# TEXT
ABSTRACT
Power consumption plays an important role in computer system design today. On chip memory structures such as multi level cache make up a significant proportion of total power consumption of CPU or Application Specific Integrated Circuit (AISC) chip, especially for memory – intensive application, such as floating – point computation and machine learning algorithm. Therefore, there is a clear motivation to reduce power consumption of these memory structures that are mostly consisting of Static Random Access Memory (SRAM) blocks. In this defense, I will present the framework of a novel dual – supply – voltage scheme that uses separate voltage levels for memory read and write operations.
By quantitatively analyzing the cache trace for SPEC2000, Parsec, and Cortexsuite benchmarks and comparing the Read/Write sequence characterization of different computing application types, I discover that memory intensive applications have high potential to generate long consecutive Read/Write sequences, which can be leveraged by our proposed dual supply framework. I then perform a limit study based on ideal Read/Write reordering to obtain the maximum possible power saving estimate. Finally, as a case study, I apply this framework to a custom machine learning ASIC accelerator design to showcase its viability.
BACKGROUND
SRAM can retain its stored information as long as power is supplied. The structure of a 6-T SRAM cell, storing one bit of information, can be seen in Figure 2.1. The core of the cell is formed by two CMOS inverters, where the output potential of each inverter Vout is fed as input into the other Vin. This feedback loop stabilizes the inverters to their respective state. The access transistors and the word and bit lines, Word line (WL) and Bit line (BL), are used to read and write from or to the cell. In standby mode the word line is low, turning the access transistors off.

# INFORMATION SUPPLIED
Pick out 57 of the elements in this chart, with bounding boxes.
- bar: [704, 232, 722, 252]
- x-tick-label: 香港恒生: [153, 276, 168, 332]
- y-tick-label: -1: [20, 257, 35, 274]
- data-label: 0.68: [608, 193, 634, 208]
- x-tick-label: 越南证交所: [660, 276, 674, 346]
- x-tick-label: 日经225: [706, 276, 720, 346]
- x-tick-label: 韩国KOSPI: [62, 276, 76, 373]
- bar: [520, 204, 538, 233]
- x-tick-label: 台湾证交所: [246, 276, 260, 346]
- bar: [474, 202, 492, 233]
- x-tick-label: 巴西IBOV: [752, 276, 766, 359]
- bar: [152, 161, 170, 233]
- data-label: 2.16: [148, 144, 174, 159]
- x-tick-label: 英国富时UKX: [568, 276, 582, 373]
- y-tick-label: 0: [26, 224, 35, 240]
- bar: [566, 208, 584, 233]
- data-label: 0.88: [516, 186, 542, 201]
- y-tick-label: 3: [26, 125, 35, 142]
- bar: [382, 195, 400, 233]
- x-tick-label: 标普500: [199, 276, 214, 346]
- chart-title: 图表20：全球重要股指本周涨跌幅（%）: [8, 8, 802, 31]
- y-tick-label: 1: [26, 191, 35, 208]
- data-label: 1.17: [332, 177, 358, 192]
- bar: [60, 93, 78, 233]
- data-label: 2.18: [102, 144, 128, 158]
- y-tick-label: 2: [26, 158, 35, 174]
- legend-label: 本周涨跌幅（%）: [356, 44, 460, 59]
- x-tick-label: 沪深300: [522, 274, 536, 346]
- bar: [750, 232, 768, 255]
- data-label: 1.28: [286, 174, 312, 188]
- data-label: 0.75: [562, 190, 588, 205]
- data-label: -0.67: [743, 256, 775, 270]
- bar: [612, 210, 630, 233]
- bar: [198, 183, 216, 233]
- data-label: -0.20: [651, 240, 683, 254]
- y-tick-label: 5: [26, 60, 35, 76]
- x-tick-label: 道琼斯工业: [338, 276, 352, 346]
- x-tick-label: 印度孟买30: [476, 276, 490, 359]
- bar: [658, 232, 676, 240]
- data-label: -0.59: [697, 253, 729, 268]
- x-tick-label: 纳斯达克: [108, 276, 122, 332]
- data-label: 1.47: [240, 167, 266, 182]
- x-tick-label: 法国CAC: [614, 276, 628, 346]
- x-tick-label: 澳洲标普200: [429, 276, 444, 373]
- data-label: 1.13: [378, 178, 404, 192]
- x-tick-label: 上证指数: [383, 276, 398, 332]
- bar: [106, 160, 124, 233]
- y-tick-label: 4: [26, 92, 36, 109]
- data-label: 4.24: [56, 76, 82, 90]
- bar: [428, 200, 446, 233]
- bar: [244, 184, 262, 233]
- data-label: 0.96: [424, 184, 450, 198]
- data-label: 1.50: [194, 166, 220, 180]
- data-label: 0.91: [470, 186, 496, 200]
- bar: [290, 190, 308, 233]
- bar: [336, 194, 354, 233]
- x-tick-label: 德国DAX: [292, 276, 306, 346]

# WHAT IS ASKED
Which benchmarks' cache traces does the SRAM power-reduction text say were quantitatively analyzed?

# TASK ANSWER
SPEC2000, Parsec, and Cortexsuite.